** START **
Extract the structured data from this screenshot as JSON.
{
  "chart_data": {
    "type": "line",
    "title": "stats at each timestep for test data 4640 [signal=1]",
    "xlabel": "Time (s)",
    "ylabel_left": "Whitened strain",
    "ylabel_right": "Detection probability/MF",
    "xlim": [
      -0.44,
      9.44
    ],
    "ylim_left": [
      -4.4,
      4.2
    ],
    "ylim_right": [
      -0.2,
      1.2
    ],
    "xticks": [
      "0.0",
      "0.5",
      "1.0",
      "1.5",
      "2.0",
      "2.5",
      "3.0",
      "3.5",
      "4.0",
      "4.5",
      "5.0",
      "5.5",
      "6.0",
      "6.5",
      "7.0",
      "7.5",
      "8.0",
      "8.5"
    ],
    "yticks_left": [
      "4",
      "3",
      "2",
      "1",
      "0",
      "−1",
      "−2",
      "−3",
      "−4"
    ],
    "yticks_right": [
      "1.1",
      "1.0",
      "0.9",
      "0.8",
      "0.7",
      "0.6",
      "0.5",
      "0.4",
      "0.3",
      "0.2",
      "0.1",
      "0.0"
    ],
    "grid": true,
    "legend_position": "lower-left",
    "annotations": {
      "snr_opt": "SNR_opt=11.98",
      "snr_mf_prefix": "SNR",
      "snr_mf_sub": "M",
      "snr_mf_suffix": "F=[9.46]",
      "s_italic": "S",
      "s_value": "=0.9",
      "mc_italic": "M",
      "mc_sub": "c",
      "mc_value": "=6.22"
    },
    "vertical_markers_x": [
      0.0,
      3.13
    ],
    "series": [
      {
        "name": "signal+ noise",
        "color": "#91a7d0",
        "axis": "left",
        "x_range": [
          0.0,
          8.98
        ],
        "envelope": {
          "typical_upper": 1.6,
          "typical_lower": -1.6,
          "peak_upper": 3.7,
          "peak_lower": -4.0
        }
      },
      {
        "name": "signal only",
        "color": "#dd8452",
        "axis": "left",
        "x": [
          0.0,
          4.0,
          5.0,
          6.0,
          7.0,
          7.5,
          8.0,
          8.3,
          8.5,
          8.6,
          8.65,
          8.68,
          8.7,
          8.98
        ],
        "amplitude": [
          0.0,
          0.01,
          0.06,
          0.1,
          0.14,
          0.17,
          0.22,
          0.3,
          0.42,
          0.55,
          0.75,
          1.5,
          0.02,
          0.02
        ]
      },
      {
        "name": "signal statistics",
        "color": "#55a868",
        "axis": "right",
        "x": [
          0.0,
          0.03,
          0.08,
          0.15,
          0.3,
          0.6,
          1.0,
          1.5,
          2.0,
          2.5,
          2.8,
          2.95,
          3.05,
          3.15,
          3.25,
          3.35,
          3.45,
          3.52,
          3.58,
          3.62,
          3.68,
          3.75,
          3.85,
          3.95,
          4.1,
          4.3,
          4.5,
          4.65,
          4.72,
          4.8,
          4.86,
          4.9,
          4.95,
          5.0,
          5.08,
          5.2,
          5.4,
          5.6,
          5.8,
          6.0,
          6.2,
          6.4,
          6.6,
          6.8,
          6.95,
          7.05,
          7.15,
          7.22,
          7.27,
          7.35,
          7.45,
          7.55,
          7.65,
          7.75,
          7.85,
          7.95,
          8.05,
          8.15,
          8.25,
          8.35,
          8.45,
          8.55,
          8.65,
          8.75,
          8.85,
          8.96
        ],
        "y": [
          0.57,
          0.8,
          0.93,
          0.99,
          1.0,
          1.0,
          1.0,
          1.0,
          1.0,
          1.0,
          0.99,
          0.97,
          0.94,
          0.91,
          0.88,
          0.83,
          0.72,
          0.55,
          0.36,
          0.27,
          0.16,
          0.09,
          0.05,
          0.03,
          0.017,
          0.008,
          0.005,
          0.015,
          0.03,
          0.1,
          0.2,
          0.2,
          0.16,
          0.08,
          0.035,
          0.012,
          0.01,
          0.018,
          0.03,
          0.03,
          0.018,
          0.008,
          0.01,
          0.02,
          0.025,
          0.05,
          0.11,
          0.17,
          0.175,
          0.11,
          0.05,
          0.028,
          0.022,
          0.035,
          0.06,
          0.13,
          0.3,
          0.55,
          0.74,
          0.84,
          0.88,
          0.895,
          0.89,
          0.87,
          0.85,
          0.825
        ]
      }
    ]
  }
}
** END **
◆ TASK DETAILS
Set all of the records down again, exactly as they stand.

◆ COMPLETE OUTPUT
Extract the structured data from this screenshot as JSON.
{
  "chart_data": {
    "type": "line",
    "title": "stats at each timestep for test data 4640 [signal=1]",
    "xlabel": "Time (s)",
    "ylabel_left": "Whitened strain",
    "ylabel_right": "Detection probability/MF",
    "xlim": [
      -0.44,
      9.44
    ],
    "ylim_left": [
      -4.4,
      4.2
    ],
    "ylim_right": [
      -0.2,
      1.2
    ],
    "xticks": [
      "0.0",
      "0.5",
      "1.0",
      "1.5",
      "2.0",
      "2.5",
      "3.0",
      "3.5",
      "4.0",
      "4.5",
      "5.0",
      "5.5",
      "6.0",
      "6.5",
      "7.0",
      "7.5",
      "8.0",
      "8.5"
    ],
    "yticks_left": [
      "4",
      "3",
      "2",
      "1",
      "0",
      "−1",
      "−2",
      "−3",
      "−4"
    ],
    "yticks_right": [
      "1.1",
      "1.0",
      "0.9",
      "0.8",
      "0.7",
      "0.6",
      "0.5",
      "0.4",
      "0.3",
      "0.2",
      "0.1",
      "0.0"
    ],
    "grid": true,
    "legend_position": "lower-left",
    "annotations": {
      "snr_opt": "SNR_opt=11.98",
      "snr_mf_prefix": "SNR",
      "snr_mf_sub": "M",
      "snr_mf_suffix": "F=[9.46]",
      "s_italic": "S",
      "s_value": "=0.9",
      "mc_italic": "M",
      "mc_sub": "c",
      "mc_value": "=6.22"
    },
    "vertical_markers_x": [
      0.0,
      3.13
    ],
    "series": [
      {
        "name": "signal+ noise",
        "color": "#91a7d0",
        "axis": "left",
        "x_range": [
          0.0,
          8.98
        ],
        "envelope": {
          "typical_upper": 1.6,
          "typical_lower": -1.6,
          "peak_upper": 3.7,
          "peak_lower": -4.0
        }
      },
      {
        "name": "signal only",
        "color": "#dd8452",
        "axis": "left",
        "x": [
          0.0,
          4.0,
          5.0,
          6.0,
          7.0,
          7.5,
          8.0,
          8.3,
          8.5,
          8.6,
          8.65,
          8.68,
          8.7,
          8.98
        ],
        "amplitude": [
          0.0,
          0.01,
          0.06,
          0.1,
          0.14,
          0.17,
          0.22,
          0.3,
          0.42,
          0.55,
          0.75,
          1.5,
          0.02,
          0.02
        ]
      },
      {
        "name": "signal statistics",
        "color": "#55a868",
        "axis": "right",
        "x": [
          0.0,
          0.03,
          0.08,
          0.15,
          0.3,
          0.6,
          1.0,
          1.5,
          2.0,
          2.5,
          2.8,
          2.95,
          3.05,
          3.15,
          3.25,
          3.35,
          3.45,
          3.52,
          3.58,
          3.62,
          3.68,
          3.75,
          3.85,
          3.95,
          4.1,
          4.3,
          4.5,
          4.65,
          4.72,
          4.8,
          4.86,
          4.9,
          4.95,
          5.0,
          5.08,
          5.2,
          5.4,
          5.6,
          5.8,
          6.0,
          6.2,
          6.4,
          6.6,
          6.8,
          6.95,
          7.05,
          7.15,
          7.22,
          7.27,
          7.35,
          7.45,
          7.55,
          7.65,
          7.75,
          7.85,
          7.95,
          8.05,
          8.15,
          8.25,
          8.35,
          8.45,
          8.55,
          8.65,
          8.75,
          8.85,
          8.96
        ],
        "y": [
          0.57,
          0.8,
          0.93,
          0.99,
          1.0,
          1.0,
          1.0,
          1.0,
          1.0,
          1.0,
          0.99,
          0.97,
          0.94,
          0.91,
          0.88,
          0.83,
          0.72,
          0.55,
          0.36,
          0.27,
          0.16,
          0.09,
          0.05,
          0.03,
          0.017,
          0.008,
          0.005,
          0.015,
          0.03,
          0.1,
          0.2,
          0.2,
          0.16,
          0.08,
          0.035,
          0.012,
          0.01,
          0.018,
          0.03,
          0.03,
          0.018,
          0.008,
          0.01,
          0.02,
          0.025,
          0.05,
          0.11,
          0.17,
          0.175,
          0.11,
          0.05,
          0.028,
          0.022,
          0.035,
          0.06,
          0.13,
          0.3,
          0.55,
          0.74,
          0.84,
          0.88,
          0.895,
          0.89,
          0.87,
          0.85,
          0.825
        ]
      }
    ]
  }
}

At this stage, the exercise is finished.